▶ _Saved entries_
___

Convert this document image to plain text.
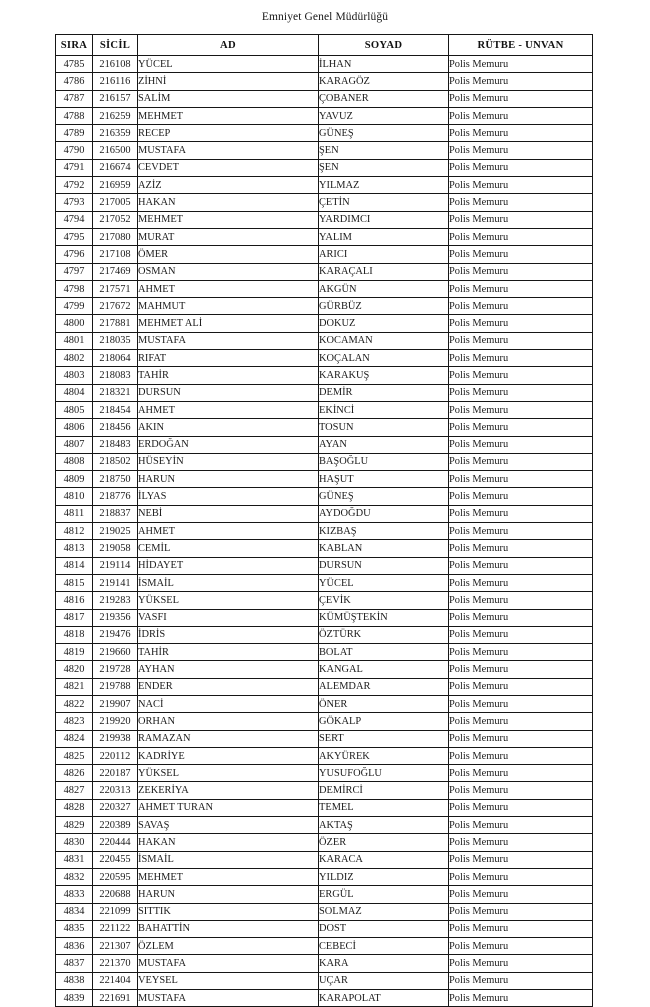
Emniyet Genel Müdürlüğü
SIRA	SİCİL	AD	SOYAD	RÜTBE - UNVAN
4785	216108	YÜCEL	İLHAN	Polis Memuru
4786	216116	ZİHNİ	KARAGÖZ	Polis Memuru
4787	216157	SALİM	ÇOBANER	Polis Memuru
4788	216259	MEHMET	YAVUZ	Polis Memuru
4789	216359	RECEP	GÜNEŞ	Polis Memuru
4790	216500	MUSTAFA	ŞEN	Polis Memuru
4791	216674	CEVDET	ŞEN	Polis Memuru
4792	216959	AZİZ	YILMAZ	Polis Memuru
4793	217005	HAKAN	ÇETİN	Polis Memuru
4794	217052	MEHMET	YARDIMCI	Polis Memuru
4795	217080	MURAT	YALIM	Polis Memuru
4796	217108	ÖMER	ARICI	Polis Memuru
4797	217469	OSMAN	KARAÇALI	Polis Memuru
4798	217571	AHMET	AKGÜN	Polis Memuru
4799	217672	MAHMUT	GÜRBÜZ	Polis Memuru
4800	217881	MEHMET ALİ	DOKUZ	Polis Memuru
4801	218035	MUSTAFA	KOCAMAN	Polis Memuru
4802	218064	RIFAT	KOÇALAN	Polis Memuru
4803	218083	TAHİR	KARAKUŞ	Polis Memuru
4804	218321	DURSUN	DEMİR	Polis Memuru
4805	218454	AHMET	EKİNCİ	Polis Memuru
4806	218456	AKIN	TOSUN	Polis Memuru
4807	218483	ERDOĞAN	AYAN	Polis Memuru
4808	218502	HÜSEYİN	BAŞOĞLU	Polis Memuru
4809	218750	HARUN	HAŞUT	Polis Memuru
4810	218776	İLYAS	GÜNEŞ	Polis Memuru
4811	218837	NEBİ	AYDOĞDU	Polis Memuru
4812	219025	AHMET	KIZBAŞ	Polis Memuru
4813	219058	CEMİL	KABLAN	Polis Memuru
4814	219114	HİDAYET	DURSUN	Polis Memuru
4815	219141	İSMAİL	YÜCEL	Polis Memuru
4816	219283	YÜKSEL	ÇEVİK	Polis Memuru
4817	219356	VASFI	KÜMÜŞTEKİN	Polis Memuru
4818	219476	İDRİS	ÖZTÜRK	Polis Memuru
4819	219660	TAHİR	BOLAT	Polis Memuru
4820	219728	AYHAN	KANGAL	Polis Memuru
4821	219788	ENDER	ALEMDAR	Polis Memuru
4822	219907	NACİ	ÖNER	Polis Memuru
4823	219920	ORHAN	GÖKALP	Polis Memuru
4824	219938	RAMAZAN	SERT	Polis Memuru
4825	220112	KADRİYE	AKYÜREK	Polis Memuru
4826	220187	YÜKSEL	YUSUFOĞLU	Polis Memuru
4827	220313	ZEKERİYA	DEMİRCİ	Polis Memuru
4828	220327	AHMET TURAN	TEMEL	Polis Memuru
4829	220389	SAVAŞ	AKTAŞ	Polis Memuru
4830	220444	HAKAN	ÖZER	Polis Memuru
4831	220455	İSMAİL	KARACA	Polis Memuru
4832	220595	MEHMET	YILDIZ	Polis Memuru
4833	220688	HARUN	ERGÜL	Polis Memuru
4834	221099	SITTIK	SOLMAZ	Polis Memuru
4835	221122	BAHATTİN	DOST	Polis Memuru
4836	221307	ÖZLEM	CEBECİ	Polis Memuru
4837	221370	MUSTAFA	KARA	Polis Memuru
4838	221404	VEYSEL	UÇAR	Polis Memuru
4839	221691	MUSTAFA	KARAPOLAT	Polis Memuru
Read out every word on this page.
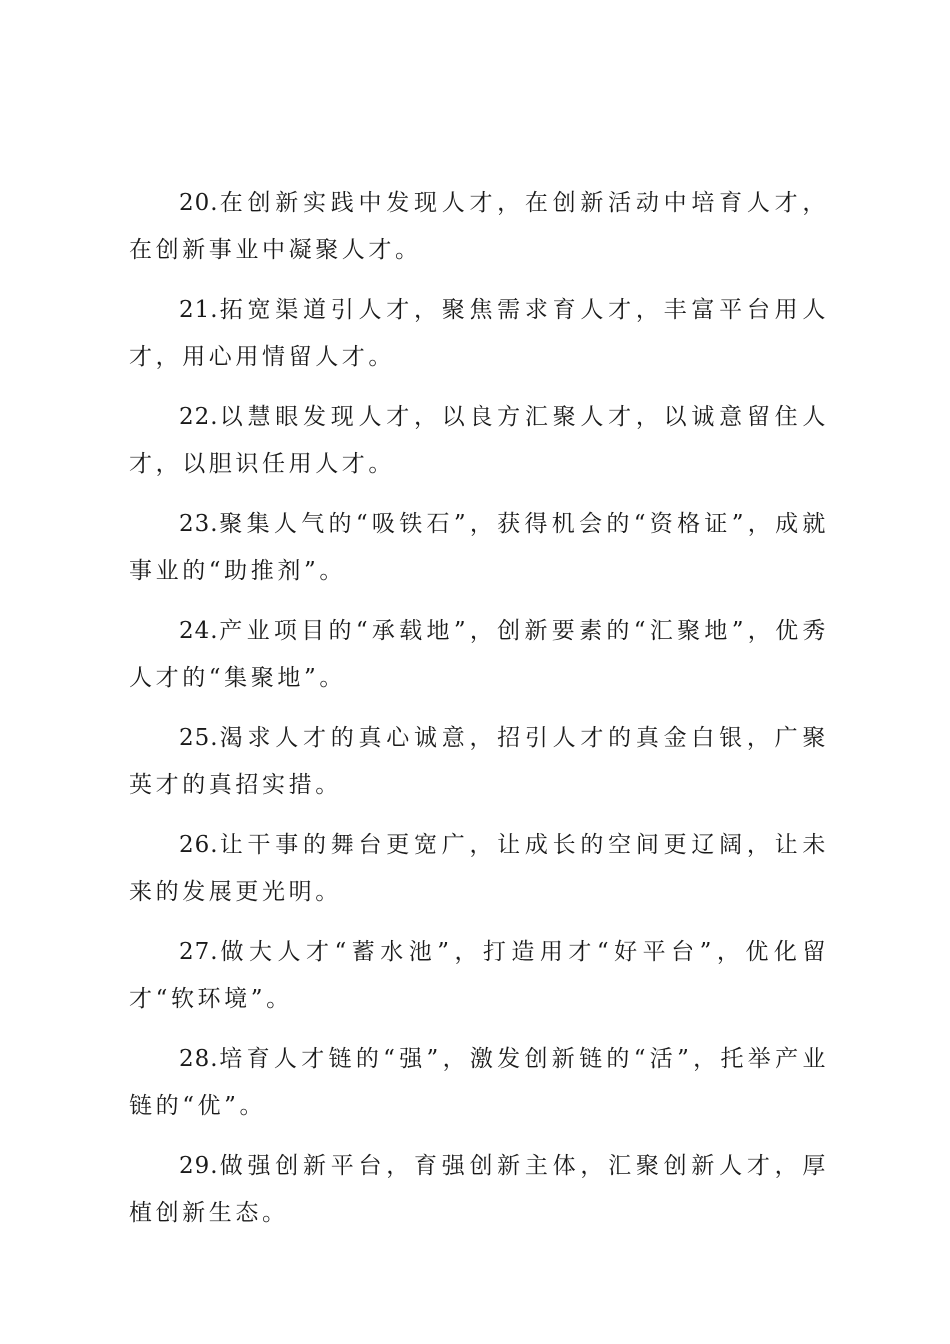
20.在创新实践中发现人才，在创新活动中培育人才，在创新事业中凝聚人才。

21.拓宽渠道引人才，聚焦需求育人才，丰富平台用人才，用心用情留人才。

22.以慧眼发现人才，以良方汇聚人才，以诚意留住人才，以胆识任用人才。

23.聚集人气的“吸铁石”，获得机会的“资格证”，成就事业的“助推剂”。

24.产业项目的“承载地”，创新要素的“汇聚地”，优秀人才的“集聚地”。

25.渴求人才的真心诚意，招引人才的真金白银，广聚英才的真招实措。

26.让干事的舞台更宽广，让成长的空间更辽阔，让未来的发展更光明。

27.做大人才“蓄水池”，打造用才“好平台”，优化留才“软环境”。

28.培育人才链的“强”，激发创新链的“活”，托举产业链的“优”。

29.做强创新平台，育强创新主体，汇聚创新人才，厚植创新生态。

___

▶ _Given instruction_
Omit the pictures, and please restate word for word the lines running from the line with "Read out every word on this page." to the end of the entries.

▶ _Solution for this exercise_
Read out every word on this page.
20.在创新实践中发现人才，在创新活动中培育人才，在创新事业中凝聚人才。

21.拓宽渠道引人才，聚焦需求育人才，丰富平台用人才，用心用情留人才。

22.以慧眼发现人才，以良方汇聚人才，以诚意留住人才，以胆识任用人才。

23.聚集人气的“吸铁石”，获得机会的“资格证”，成就事业的“助推剂”。

24.产业项目的“承载地”，创新要素的“汇聚地”，优秀人才的“集聚地”。

25.渴求人才的真心诚意，招引人才的真金白银，广聚英才的真招实措。

26.让干事的舞台更宽广，让成长的空间更辽阔，让未来的发展更光明。

27.做大人才“蓄水池”，打造用才“好平台”，优化留才“软环境”。

28.培育人才链的“强”，激发创新链的“活”，托举产业链的“优”。

29.做强创新平台，育强创新主体，汇聚创新人才，厚植创新生态。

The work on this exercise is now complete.